#### Material to process:
-=-=-=-=-

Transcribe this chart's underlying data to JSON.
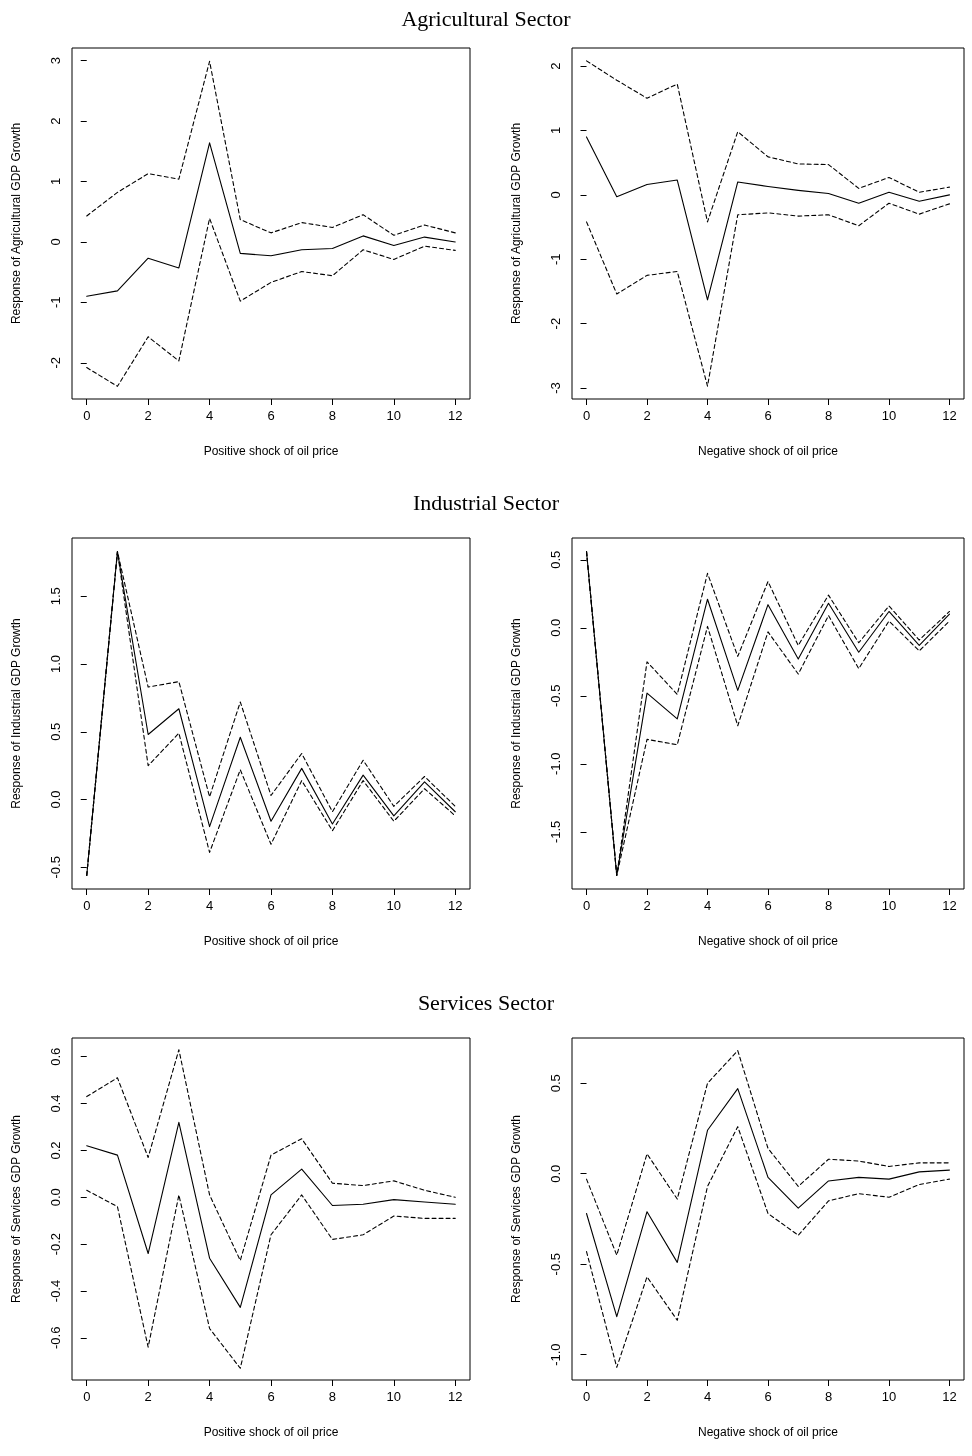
{
  "chart_data": [
    {
      "type": "line",
      "title": "Agricultural Sector",
      "xlabel": "Positive shock of oil price",
      "ylabel": "Response of Agricultural GDP Growth",
      "marker": "none",
      "x": [
        0,
        1,
        2,
        3,
        4,
        5,
        6,
        7,
        8,
        9,
        10,
        11,
        12
      ],
      "xlim": [
        -0.48,
        12.48
      ],
      "xticks": [
        0,
        2,
        4,
        6,
        8,
        10,
        12
      ],
      "ylim": [
        -2.6,
        3.21
      ],
      "yticks": [
        -2,
        -1,
        0,
        1,
        2,
        3
      ],
      "series": [
        {
          "color": "#000000",
          "line_style": "solid",
          "values": [
            -0.9,
            -0.81,
            -0.27,
            -0.43,
            1.64,
            -0.19,
            -0.23,
            -0.13,
            -0.11,
            0.1,
            -0.06,
            0.08,
            0
          ]
        },
        {
          "color": "#000000",
          "line_style": "dashed",
          "values": [
            0.43,
            0.82,
            1.13,
            1.04,
            2.99,
            0.37,
            0.15,
            0.32,
            0.24,
            0.45,
            0.11,
            0.28,
            0.15
          ]
        },
        {
          "color": "#000000",
          "line_style": "dashed",
          "values": [
            -2.08,
            -2.39,
            -1.57,
            -1.97,
            0.39,
            -0.98,
            -0.67,
            -0.49,
            -0.56,
            -0.13,
            -0.29,
            -0.07,
            -0.14
          ]
        }
      ]
    },
    {
      "type": "line",
      "xlabel": "Negative shock of oil price",
      "ylabel": "Response of Agricultural GDP Growth",
      "marker": "none",
      "x": [
        0,
        1,
        2,
        3,
        4,
        5,
        6,
        7,
        8,
        9,
        10,
        11,
        12
      ],
      "xlim": [
        -0.48,
        12.48
      ],
      "xticks": [
        0,
        2,
        4,
        6,
        8,
        10,
        12
      ],
      "ylim": [
        -3.17,
        2.28
      ],
      "yticks": [
        -3,
        -2,
        -1,
        0,
        1,
        2
      ],
      "series": [
        {
          "color": "#000000",
          "line_style": "solid",
          "values": [
            0.9,
            -0.03,
            0.16,
            0.23,
            -1.63,
            0.2,
            0.13,
            0.07,
            0.02,
            -0.13,
            0.04,
            -0.1,
            0
          ]
        },
        {
          "color": "#000000",
          "line_style": "dashed",
          "values": [
            2.08,
            1.78,
            1.5,
            1.72,
            -0.42,
            0.98,
            0.59,
            0.48,
            0.47,
            0.1,
            0.27,
            0.04,
            0.12
          ]
        },
        {
          "color": "#000000",
          "line_style": "dashed",
          "values": [
            -0.42,
            -1.54,
            -1.25,
            -1.19,
            -2.97,
            -0.31,
            -0.28,
            -0.33,
            -0.31,
            -0.48,
            -0.13,
            -0.3,
            -0.14
          ]
        }
      ]
    },
    {
      "type": "line",
      "title": "Industrial Sector",
      "xlabel": "Positive shock of oil price",
      "ylabel": "Response of Industrial GDP Growth",
      "marker": "none",
      "x": [
        0,
        1,
        2,
        3,
        4,
        5,
        6,
        7,
        8,
        9,
        10,
        11,
        12
      ],
      "xlim": [
        -0.48,
        12.48
      ],
      "xticks": [
        0,
        2,
        4,
        6,
        8,
        10,
        12
      ],
      "ylim": [
        -0.66,
        1.93
      ],
      "yticks": [
        {
          "value": -0.5,
          "label": "-0.5"
        },
        {
          "value": 0,
          "label": "0.0"
        },
        {
          "value": 0.5,
          "label": "0.5"
        },
        {
          "value": 1,
          "label": "1.0"
        },
        {
          "value": 1.5,
          "label": "1.5"
        }
      ],
      "series": [
        {
          "color": "#000000",
          "line_style": "solid",
          "values": [
            -0.56,
            1.83,
            0.48,
            0.67,
            -0.2,
            0.46,
            -0.16,
            0.23,
            -0.18,
            0.18,
            -0.12,
            0.13,
            -0.09
          ]
        },
        {
          "color": "#000000",
          "line_style": "dashed",
          "values": [
            -0.56,
            1.83,
            0.83,
            0.87,
            0.02,
            0.72,
            0.03,
            0.34,
            -0.09,
            0.29,
            -0.05,
            0.17,
            -0.05
          ]
        },
        {
          "color": "#000000",
          "line_style": "dashed",
          "values": [
            -0.56,
            1.83,
            0.25,
            0.49,
            -0.39,
            0.22,
            -0.33,
            0.14,
            -0.23,
            0.14,
            -0.16,
            0.08,
            -0.12
          ]
        }
      ]
    },
    {
      "type": "line",
      "xlabel": "Negative shock of oil price",
      "ylabel": "Response of Industrial GDP Growth",
      "marker": "none",
      "x": [
        0,
        1,
        2,
        3,
        4,
        5,
        6,
        7,
        8,
        9,
        10,
        11,
        12
      ],
      "xlim": [
        -0.48,
        12.48
      ],
      "xticks": [
        0,
        2,
        4,
        6,
        8,
        10,
        12
      ],
      "ylim": [
        -1.92,
        0.66
      ],
      "yticks": [
        {
          "value": -1.5,
          "label": "-1.5"
        },
        {
          "value": -1,
          "label": "-1.0"
        },
        {
          "value": -0.5,
          "label": "-0.5"
        },
        {
          "value": 0,
          "label": "0.0"
        },
        {
          "value": 0.5,
          "label": "0.5"
        }
      ],
      "series": [
        {
          "color": "#000000",
          "line_style": "solid",
          "values": [
            0.56,
            -1.82,
            -0.48,
            -0.67,
            0.21,
            -0.46,
            0.17,
            -0.23,
            0.18,
            -0.18,
            0.12,
            -0.13,
            0.1
          ]
        },
        {
          "color": "#000000",
          "line_style": "dashed",
          "values": [
            0.56,
            -1.82,
            -0.25,
            -0.49,
            0.4,
            -0.21,
            0.34,
            -0.13,
            0.24,
            -0.11,
            0.16,
            -0.09,
            0.12
          ]
        },
        {
          "color": "#000000",
          "line_style": "dashed",
          "values": [
            0.56,
            -1.82,
            -0.82,
            -0.86,
            0.01,
            -0.72,
            -0.03,
            -0.34,
            0.09,
            -0.3,
            0.05,
            -0.17,
            0.05
          ]
        }
      ]
    },
    {
      "type": "line",
      "title": "Services Sector",
      "xlabel": "Positive shock of oil price",
      "ylabel": "Response of Services GDP Growth",
      "marker": "none",
      "x": [
        0,
        1,
        2,
        3,
        4,
        5,
        6,
        7,
        8,
        9,
        10,
        11,
        12
      ],
      "xlim": [
        -0.48,
        12.48
      ],
      "xticks": [
        0,
        2,
        4,
        6,
        8,
        10,
        12
      ],
      "ylim": [
        -0.78,
        0.68
      ],
      "yticks": [
        {
          "value": -0.6,
          "label": "-0.6"
        },
        {
          "value": -0.4,
          "label": "-0.4"
        },
        {
          "value": -0.2,
          "label": "-0.2"
        },
        {
          "value": 0,
          "label": "0.0"
        },
        {
          "value": 0.2,
          "label": "0.2"
        },
        {
          "value": 0.4,
          "label": "0.4"
        },
        {
          "value": 0.6,
          "label": "0.6"
        }
      ],
      "series": [
        {
          "color": "#000000",
          "line_style": "solid",
          "values": [
            0.22,
            0.18,
            -0.24,
            0.32,
            -0.26,
            -0.47,
            0.01,
            0.12,
            -0.035,
            -0.03,
            -0.01,
            -0.02,
            -0.03
          ]
        },
        {
          "color": "#000000",
          "line_style": "dashed",
          "values": [
            0.43,
            0.51,
            0.17,
            0.63,
            0.01,
            -0.27,
            0.18,
            0.25,
            0.06,
            0.05,
            0.07,
            0.03,
            0
          ]
        },
        {
          "color": "#000000",
          "line_style": "dashed",
          "values": [
            0.03,
            -0.04,
            -0.64,
            0.01,
            -0.56,
            -0.73,
            -0.16,
            0.01,
            -0.18,
            -0.16,
            -0.08,
            -0.09,
            -0.09
          ]
        }
      ]
    },
    {
      "type": "line",
      "xlabel": "Negative shock of oil price",
      "ylabel": "Response of Services GDP Growth",
      "marker": "none",
      "x": [
        0,
        1,
        2,
        3,
        4,
        5,
        6,
        7,
        8,
        9,
        10,
        11,
        12
      ],
      "xlim": [
        -0.48,
        12.48
      ],
      "xticks": [
        0,
        2,
        4,
        6,
        8,
        10,
        12
      ],
      "ylim": [
        -1.14,
        0.75
      ],
      "yticks": [
        {
          "value": -1,
          "label": "-1.0"
        },
        {
          "value": -0.5,
          "label": "-0.5"
        },
        {
          "value": 0,
          "label": "0.0"
        },
        {
          "value": 0.5,
          "label": "0.5"
        }
      ],
      "series": [
        {
          "color": "#000000",
          "line_style": "solid",
          "values": [
            -0.22,
            -0.79,
            -0.21,
            -0.49,
            0.24,
            0.47,
            -0.02,
            -0.19,
            -0.04,
            -0.02,
            -0.03,
            0.01,
            0.02
          ]
        },
        {
          "color": "#000000",
          "line_style": "dashed",
          "values": [
            -0.03,
            -0.45,
            0.11,
            -0.14,
            0.5,
            0.68,
            0.14,
            -0.07,
            0.08,
            0.07,
            0.04,
            0.06,
            0.06
          ]
        },
        {
          "color": "#000000",
          "line_style": "dashed",
          "values": [
            -0.43,
            -1.07,
            -0.57,
            -0.81,
            -0.07,
            0.26,
            -0.22,
            -0.34,
            -0.15,
            -0.11,
            -0.13,
            -0.06,
            -0.03
          ]
        }
      ]
    }
  ]
}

-=-=-=-=-

Scan the lines for the string "Sector". Pick out every line that has it.

      "title": "Agricultural Sector",
      "title": "Industrial Sector",
      "title": "Services Sector",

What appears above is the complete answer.